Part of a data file
_____

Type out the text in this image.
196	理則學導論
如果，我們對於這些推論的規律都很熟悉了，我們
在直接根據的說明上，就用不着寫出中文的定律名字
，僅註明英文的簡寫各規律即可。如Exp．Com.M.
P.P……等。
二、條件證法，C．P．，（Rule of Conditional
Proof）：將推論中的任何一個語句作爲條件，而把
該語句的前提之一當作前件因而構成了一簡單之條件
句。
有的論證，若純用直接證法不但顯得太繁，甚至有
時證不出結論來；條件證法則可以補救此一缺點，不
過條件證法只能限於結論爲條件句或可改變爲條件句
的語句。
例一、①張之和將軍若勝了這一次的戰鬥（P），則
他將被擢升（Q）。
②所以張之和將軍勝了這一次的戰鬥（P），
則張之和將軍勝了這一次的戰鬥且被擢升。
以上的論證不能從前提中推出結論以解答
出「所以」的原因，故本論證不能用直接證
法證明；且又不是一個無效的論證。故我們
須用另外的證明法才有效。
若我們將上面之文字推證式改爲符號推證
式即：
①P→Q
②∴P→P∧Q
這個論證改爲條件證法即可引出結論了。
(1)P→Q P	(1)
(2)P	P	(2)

_____

REQUIRED TASK
Return the listing above in its exact form.

FINAL RESULT
Type out the text in this image.
196	理則學導論
如果，我們對於這些推論的規律都很熟悉了，我們
在直接根據的說明上，就用不着寫出中文的定律名字
，僅註明英文的簡寫各規律即可。如Exp．Com.M.
P.P……等。
二、條件證法，C．P．，（Rule of Conditional
Proof）：將推論中的任何一個語句作爲條件，而把
該語句的前提之一當作前件因而構成了一簡單之條件
句。
有的論證，若純用直接證法不但顯得太繁，甚至有
時證不出結論來；條件證法則可以補救此一缺點，不
過條件證法只能限於結論爲條件句或可改變爲條件句
的語句。
例一、①張之和將軍若勝了這一次的戰鬥（P），則
他將被擢升（Q）。
②所以張之和將軍勝了這一次的戰鬥（P），
則張之和將軍勝了這一次的戰鬥且被擢升。
以上的論證不能從前提中推出結論以解答
出「所以」的原因，故本論證不能用直接證
法證明；且又不是一個無效的論證。故我們
須用另外的證明法才有效。
若我們將上面之文字推證式改爲符號推證
式即：
①P→Q
②∴P→P∧Q
這個論證改爲條件證法即可引出結論了。
(1)P→Q P	(1)
(2)P	P	(2)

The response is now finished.